Write out all lines holding the word "every".

** START Given entries **

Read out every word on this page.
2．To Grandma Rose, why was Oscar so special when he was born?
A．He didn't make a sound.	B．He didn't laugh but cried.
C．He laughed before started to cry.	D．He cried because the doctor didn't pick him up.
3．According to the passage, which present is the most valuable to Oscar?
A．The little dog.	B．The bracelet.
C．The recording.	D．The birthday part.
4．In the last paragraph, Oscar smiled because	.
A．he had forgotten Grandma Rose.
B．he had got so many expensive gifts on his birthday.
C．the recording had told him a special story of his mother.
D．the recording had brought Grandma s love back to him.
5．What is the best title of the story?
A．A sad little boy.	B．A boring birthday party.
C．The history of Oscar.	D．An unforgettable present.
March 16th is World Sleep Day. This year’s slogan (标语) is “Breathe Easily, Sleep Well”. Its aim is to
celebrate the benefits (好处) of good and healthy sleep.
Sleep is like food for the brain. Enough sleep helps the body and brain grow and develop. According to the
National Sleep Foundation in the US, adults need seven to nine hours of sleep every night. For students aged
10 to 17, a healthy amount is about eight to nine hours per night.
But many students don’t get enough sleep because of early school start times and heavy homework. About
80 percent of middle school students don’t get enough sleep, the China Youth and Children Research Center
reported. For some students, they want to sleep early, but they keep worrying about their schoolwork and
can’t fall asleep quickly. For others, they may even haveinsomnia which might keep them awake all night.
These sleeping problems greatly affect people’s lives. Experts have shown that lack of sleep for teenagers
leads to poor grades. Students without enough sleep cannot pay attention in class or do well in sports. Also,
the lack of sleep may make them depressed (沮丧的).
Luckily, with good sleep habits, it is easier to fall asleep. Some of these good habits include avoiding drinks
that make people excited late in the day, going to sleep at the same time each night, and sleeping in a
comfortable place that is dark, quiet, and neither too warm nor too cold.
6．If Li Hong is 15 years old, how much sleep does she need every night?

** END Given entries **

Written response:
Read out every word on this page.
National Sleep Foundation in the US, adults need seven to nine hours of sleep every night. For students aged
6．If Li Hong is 15 years old, how much sleep does she need every night?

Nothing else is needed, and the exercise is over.